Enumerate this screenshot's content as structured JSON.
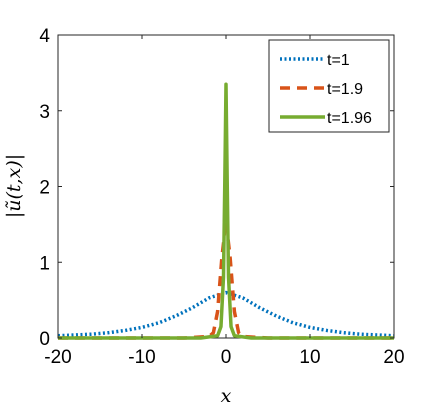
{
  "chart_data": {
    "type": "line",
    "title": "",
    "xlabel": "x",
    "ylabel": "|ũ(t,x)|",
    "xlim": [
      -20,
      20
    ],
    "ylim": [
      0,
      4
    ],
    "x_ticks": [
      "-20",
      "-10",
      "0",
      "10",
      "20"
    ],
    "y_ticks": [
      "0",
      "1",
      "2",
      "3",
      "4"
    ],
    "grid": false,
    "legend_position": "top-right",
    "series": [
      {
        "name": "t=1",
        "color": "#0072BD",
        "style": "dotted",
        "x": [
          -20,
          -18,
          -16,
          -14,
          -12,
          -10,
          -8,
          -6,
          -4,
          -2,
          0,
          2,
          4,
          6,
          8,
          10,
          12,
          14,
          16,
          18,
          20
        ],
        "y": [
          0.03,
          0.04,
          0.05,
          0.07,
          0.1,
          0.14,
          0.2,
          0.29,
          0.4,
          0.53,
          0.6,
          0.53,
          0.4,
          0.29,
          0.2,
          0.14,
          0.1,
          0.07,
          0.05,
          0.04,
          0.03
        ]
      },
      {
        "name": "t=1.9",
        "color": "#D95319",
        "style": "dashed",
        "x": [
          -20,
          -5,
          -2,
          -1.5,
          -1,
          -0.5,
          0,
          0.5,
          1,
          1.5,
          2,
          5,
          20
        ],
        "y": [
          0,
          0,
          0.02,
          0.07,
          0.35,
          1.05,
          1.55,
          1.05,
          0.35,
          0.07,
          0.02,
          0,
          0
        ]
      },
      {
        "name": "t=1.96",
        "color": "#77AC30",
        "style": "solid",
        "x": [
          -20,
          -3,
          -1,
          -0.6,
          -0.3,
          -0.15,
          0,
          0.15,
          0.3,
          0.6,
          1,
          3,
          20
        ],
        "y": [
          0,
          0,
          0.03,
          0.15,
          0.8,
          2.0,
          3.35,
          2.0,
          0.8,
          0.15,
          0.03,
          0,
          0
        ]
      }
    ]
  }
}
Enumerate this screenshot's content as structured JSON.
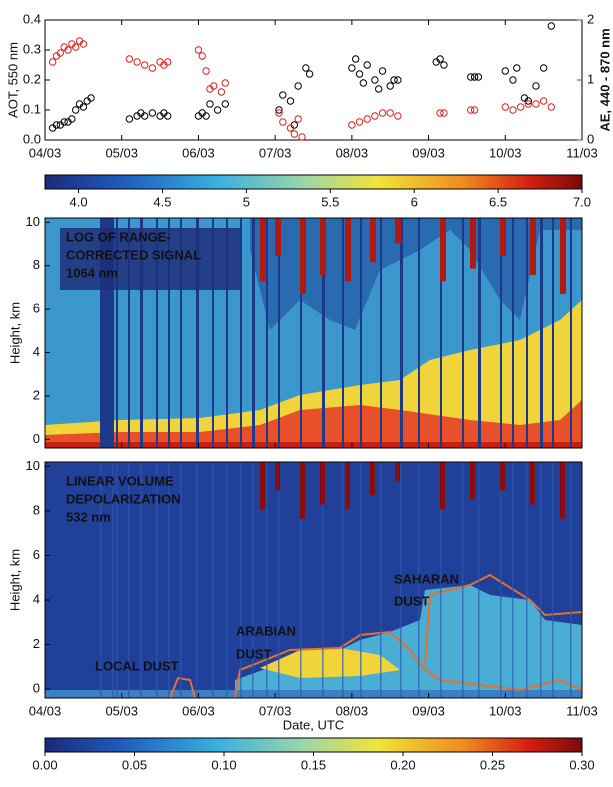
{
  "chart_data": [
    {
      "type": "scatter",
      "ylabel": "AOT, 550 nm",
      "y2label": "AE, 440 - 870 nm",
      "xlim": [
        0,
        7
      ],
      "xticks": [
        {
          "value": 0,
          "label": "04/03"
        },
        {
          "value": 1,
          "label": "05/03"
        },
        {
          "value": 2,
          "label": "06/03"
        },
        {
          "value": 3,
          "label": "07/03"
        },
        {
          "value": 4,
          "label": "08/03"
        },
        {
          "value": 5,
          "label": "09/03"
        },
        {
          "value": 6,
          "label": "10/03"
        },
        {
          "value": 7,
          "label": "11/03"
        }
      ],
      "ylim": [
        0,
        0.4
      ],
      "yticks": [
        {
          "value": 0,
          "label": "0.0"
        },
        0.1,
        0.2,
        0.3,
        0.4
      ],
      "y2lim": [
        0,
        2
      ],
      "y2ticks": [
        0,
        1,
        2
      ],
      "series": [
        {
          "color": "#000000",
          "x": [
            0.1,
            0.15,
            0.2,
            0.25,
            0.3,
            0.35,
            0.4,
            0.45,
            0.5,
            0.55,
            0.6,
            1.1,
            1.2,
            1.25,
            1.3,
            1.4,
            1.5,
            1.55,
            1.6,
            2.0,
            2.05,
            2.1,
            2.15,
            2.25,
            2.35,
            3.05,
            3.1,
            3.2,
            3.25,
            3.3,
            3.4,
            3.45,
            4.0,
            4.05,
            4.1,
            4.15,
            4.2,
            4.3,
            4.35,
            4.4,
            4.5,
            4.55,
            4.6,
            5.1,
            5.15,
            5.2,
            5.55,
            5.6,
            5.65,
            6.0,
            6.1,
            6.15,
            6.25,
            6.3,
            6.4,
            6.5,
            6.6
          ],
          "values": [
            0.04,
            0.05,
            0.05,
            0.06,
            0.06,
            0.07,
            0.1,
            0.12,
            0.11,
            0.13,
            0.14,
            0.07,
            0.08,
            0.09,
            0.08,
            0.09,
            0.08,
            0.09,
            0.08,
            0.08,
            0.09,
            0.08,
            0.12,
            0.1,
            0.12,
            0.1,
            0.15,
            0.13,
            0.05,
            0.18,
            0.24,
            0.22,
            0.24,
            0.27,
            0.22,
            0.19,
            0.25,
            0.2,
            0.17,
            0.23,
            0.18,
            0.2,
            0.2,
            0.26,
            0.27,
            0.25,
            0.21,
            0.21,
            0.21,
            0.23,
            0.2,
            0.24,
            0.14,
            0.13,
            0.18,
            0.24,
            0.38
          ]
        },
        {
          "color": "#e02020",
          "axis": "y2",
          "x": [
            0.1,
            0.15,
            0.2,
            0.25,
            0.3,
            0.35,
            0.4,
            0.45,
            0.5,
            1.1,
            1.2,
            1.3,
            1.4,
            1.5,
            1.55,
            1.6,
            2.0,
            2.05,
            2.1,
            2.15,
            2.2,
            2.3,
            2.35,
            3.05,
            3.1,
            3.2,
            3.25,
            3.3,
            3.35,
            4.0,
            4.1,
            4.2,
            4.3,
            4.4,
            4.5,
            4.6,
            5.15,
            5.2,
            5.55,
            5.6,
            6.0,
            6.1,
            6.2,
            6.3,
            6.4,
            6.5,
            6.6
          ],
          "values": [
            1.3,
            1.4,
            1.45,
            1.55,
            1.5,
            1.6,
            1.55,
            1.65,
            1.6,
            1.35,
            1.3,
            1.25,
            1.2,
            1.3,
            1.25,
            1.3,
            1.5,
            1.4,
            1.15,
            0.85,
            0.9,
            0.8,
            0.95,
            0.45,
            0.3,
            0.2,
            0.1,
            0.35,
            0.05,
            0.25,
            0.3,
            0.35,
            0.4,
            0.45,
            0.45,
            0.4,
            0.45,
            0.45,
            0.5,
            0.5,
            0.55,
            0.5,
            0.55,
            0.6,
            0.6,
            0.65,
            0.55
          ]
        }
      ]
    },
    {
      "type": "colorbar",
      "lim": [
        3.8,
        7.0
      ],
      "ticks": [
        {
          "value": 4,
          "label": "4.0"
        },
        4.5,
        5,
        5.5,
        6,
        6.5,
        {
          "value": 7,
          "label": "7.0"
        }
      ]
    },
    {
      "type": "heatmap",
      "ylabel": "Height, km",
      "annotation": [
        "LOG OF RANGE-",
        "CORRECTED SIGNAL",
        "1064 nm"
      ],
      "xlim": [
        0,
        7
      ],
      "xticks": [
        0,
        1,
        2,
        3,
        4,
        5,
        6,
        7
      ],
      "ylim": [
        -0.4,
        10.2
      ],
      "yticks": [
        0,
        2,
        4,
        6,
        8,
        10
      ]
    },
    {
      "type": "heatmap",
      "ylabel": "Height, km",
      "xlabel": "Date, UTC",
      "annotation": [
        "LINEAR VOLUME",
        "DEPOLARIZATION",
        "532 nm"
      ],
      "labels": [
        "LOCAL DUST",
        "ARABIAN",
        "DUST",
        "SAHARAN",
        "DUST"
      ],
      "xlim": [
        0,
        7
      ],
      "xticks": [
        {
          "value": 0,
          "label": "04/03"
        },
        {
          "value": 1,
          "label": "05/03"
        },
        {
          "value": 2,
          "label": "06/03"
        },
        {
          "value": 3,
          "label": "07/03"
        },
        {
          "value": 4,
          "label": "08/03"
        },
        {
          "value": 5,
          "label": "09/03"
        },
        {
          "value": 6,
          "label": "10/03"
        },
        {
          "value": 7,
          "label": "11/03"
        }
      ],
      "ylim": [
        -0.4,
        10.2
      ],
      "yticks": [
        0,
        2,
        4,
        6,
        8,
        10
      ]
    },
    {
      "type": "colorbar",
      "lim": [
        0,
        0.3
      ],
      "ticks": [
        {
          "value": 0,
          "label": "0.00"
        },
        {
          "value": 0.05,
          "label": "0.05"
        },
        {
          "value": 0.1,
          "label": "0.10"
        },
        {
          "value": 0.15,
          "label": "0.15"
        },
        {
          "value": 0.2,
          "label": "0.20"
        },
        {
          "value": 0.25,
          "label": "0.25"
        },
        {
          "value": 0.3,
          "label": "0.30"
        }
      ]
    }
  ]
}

# # # #

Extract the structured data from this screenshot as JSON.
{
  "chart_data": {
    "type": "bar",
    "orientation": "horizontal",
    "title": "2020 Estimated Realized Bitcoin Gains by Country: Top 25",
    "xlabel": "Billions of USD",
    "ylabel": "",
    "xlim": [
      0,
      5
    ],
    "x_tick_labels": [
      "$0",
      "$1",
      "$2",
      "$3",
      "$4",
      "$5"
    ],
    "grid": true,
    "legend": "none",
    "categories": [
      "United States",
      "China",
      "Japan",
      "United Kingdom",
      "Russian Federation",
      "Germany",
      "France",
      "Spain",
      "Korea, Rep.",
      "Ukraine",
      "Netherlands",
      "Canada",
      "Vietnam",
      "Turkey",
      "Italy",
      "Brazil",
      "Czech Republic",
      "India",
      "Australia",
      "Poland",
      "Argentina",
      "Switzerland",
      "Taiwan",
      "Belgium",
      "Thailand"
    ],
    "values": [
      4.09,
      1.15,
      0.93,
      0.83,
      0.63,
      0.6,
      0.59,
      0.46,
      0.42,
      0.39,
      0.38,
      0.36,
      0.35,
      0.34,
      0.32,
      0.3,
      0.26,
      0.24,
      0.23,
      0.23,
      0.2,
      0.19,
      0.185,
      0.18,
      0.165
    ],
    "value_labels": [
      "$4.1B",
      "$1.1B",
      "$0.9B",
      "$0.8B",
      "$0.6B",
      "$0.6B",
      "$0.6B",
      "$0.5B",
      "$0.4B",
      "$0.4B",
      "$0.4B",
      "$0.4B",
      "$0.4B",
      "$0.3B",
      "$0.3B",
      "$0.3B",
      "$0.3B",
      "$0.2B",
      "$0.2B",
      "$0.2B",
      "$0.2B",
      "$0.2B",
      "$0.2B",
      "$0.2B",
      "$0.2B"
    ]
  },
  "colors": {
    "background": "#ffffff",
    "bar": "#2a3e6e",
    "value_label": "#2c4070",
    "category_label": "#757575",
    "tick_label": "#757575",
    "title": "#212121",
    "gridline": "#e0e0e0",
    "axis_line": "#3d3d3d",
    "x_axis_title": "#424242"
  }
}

# # # #

§ **THE REQUEST**:
Pick out, from the lines above, every one that contains the string "type".

§ **EXERCISE RESPONSE**:
    "type": "line",
      "type": "scatter",
      "type": "colorbar",
      "type": "heatmap",
      "type": "heatmap",
      "type": "colorbar",
    "type": "bar",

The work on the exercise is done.